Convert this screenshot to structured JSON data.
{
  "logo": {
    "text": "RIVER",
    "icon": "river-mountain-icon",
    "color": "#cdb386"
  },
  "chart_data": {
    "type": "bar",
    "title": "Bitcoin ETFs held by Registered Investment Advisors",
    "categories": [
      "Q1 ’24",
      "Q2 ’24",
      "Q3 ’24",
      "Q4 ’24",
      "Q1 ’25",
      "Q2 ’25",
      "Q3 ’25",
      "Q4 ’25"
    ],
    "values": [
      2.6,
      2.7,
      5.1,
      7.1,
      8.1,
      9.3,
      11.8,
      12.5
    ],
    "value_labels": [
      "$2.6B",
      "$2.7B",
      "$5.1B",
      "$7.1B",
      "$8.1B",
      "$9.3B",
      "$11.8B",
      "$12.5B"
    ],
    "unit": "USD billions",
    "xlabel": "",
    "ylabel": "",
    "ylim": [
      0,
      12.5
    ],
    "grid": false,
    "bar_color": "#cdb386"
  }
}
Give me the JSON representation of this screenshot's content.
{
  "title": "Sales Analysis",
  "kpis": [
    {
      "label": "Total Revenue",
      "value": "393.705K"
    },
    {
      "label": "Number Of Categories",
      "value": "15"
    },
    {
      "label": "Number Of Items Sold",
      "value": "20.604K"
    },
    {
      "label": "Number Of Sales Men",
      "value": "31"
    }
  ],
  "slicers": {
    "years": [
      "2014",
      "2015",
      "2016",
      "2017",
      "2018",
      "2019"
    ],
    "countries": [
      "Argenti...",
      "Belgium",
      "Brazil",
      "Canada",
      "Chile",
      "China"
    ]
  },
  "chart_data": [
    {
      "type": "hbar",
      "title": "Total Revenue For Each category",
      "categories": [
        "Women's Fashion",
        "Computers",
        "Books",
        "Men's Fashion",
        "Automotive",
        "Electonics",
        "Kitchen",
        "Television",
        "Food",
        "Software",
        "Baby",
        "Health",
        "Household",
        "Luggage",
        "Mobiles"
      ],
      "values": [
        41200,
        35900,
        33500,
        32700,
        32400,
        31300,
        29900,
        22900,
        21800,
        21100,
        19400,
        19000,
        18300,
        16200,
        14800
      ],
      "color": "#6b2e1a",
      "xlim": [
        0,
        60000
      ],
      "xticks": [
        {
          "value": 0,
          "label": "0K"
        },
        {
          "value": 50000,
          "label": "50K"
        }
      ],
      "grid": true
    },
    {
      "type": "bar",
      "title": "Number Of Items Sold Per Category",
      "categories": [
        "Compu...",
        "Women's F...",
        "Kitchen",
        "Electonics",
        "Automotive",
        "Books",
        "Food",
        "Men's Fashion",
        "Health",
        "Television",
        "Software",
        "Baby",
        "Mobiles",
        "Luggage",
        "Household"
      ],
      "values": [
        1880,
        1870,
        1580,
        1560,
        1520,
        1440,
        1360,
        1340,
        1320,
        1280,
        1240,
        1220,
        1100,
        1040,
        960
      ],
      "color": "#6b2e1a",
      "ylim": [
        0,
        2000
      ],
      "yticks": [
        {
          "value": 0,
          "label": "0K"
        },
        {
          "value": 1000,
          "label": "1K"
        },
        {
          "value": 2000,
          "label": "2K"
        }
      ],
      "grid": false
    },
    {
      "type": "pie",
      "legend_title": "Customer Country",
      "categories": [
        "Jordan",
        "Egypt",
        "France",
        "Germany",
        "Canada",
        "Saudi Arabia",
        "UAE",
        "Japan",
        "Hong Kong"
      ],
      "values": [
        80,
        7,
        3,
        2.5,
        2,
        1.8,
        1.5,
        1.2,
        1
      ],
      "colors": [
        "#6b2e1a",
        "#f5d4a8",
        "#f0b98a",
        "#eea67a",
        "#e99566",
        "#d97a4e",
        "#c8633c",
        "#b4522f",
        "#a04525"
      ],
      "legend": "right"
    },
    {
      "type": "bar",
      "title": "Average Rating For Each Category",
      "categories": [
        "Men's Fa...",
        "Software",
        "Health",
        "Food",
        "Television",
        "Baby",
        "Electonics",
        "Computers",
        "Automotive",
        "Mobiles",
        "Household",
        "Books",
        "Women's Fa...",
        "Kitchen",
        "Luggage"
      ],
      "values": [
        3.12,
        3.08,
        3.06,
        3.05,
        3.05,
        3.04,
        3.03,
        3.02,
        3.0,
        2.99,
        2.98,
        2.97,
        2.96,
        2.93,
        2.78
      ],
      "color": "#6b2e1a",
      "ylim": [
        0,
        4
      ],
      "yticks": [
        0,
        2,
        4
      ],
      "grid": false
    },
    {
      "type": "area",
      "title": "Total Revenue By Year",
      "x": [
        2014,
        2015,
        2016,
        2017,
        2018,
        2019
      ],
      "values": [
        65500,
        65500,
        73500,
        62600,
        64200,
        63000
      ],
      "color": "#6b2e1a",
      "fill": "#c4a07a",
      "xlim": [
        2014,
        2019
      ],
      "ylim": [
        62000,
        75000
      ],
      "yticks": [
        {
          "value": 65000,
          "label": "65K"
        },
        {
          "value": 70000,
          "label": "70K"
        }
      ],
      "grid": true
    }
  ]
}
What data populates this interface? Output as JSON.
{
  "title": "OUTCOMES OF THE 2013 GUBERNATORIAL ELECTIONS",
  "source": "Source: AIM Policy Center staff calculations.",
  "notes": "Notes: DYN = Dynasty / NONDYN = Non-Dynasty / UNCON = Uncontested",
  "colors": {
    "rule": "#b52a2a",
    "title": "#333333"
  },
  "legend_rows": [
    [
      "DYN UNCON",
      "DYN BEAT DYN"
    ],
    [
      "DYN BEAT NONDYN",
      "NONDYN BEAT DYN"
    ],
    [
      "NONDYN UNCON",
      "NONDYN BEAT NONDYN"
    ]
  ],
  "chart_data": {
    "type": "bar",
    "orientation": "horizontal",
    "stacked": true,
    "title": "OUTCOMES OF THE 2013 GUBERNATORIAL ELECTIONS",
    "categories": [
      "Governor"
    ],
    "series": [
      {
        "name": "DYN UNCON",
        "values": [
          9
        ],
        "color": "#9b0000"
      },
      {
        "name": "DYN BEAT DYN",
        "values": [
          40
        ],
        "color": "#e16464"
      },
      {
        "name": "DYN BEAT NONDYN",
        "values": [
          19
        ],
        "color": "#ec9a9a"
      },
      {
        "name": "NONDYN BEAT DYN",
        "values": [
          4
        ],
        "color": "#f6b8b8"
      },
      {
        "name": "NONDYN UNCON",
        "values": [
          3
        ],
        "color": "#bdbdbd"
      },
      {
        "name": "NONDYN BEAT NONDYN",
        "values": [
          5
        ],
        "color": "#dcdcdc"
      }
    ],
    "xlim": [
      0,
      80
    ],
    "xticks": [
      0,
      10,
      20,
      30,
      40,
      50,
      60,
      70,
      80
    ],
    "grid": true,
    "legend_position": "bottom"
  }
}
==
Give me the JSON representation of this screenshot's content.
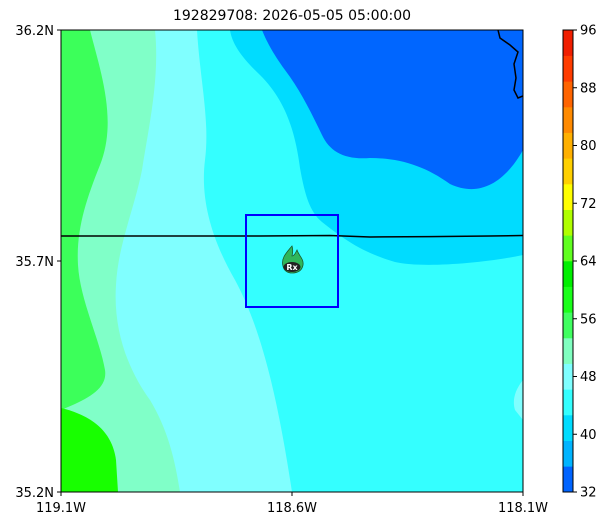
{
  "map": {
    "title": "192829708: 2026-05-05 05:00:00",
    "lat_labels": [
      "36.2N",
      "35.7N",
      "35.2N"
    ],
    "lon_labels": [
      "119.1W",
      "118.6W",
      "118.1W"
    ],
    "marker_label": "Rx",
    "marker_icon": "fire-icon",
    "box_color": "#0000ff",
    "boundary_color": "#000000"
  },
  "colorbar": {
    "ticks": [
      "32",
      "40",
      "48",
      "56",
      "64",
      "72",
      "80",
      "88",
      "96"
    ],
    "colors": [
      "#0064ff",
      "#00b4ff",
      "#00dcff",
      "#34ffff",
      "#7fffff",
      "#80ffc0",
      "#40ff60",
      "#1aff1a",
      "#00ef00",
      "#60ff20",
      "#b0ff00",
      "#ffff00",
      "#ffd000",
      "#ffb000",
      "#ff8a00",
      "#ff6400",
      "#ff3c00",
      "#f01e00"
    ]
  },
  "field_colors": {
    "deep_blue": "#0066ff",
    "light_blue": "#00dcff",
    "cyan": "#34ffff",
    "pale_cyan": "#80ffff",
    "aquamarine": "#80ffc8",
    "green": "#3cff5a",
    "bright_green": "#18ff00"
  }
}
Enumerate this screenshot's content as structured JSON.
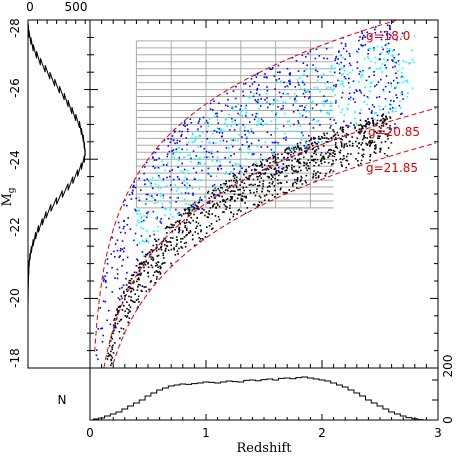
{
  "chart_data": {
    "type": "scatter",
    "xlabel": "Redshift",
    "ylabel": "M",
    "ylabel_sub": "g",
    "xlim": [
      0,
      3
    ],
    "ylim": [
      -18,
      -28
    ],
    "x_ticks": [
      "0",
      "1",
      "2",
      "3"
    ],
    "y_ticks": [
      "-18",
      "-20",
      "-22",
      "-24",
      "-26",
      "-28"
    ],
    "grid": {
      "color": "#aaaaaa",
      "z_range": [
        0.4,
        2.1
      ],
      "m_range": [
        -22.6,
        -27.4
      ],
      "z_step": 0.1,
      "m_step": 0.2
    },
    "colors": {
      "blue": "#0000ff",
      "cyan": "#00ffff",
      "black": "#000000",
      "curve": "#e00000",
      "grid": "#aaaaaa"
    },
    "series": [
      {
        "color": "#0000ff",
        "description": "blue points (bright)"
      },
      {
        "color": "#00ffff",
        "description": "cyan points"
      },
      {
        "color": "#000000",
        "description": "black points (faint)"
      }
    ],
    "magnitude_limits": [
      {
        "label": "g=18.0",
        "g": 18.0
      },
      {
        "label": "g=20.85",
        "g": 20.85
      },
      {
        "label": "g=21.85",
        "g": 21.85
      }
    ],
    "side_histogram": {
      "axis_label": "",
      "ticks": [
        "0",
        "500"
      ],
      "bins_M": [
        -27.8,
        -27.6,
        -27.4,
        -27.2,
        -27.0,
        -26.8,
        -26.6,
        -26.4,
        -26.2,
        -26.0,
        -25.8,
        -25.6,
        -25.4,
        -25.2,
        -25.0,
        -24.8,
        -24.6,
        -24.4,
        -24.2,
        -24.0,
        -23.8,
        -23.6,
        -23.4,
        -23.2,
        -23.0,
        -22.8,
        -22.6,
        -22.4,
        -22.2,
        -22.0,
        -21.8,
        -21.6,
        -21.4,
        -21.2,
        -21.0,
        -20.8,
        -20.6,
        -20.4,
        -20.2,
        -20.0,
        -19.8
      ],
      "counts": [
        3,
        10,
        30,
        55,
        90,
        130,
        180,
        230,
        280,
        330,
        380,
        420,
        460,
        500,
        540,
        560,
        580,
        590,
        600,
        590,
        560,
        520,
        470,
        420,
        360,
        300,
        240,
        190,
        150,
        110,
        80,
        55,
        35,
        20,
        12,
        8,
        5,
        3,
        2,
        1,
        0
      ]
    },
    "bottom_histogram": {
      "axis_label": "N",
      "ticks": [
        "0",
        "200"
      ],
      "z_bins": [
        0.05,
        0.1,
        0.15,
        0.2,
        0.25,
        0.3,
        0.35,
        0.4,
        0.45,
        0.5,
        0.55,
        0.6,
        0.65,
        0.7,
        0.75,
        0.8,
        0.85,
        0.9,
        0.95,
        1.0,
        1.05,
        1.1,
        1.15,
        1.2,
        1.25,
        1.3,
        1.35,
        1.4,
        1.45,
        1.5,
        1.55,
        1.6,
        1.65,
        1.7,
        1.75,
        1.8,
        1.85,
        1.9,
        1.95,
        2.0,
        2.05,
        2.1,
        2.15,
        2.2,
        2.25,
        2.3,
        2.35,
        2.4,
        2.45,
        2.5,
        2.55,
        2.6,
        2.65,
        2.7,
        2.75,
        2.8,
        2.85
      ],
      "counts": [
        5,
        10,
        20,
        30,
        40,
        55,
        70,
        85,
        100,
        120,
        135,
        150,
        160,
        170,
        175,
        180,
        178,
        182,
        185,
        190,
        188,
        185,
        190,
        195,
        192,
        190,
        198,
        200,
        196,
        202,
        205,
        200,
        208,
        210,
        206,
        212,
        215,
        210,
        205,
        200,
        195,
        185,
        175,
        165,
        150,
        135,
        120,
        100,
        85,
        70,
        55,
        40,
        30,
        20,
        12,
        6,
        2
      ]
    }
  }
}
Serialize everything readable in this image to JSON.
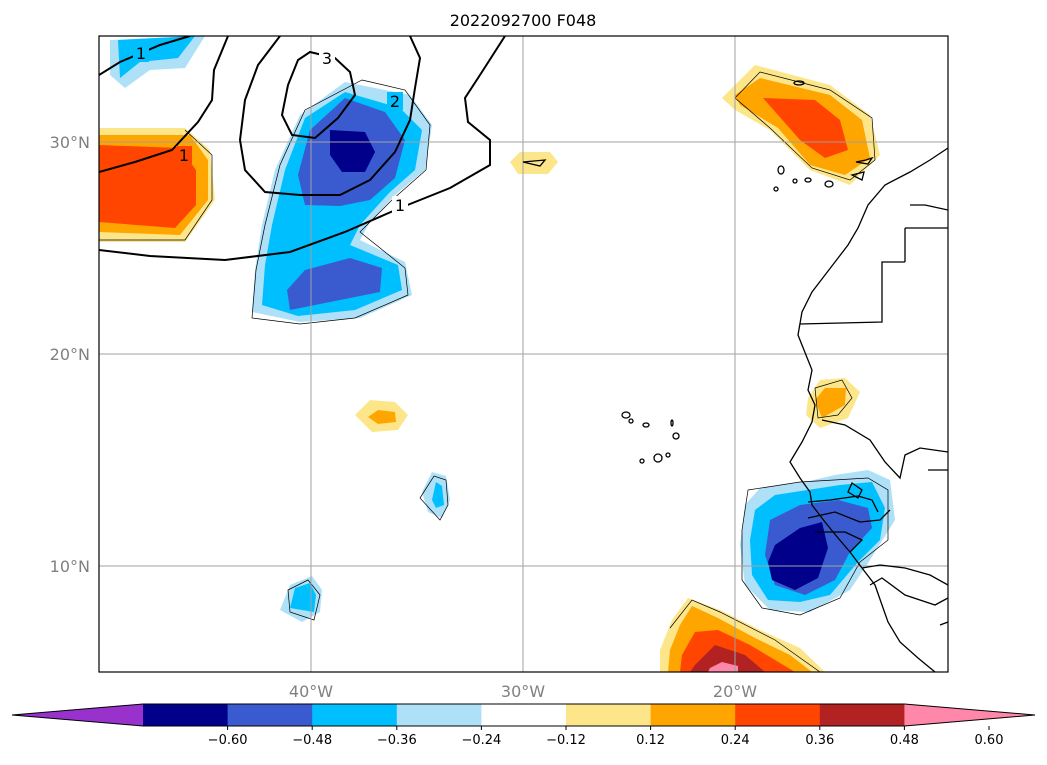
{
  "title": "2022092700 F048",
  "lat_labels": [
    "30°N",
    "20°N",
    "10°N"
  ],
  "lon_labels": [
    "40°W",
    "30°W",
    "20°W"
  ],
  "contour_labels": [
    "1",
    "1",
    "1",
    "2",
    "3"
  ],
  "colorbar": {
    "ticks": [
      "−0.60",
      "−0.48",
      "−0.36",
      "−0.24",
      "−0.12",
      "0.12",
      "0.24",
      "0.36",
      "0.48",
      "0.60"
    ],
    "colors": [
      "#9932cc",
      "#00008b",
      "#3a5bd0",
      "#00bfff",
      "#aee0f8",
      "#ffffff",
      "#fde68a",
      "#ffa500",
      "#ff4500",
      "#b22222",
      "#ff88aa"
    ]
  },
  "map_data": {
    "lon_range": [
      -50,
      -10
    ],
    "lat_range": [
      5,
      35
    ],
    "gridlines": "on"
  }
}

▶ _TASK DIRECTIONS_:
Filter the entries above down to the lines containing the word "UNCON".

▶ _RESULT_:
  "notes": "Notes: DYN = Dynasty / NONDYN = Non-Dynasty / UNCON = Uncontested",
      "DYN UNCON",
      "NONDYN UNCON",
        "name": "DYN UNCON",
        "name": "NONDYN UNCON",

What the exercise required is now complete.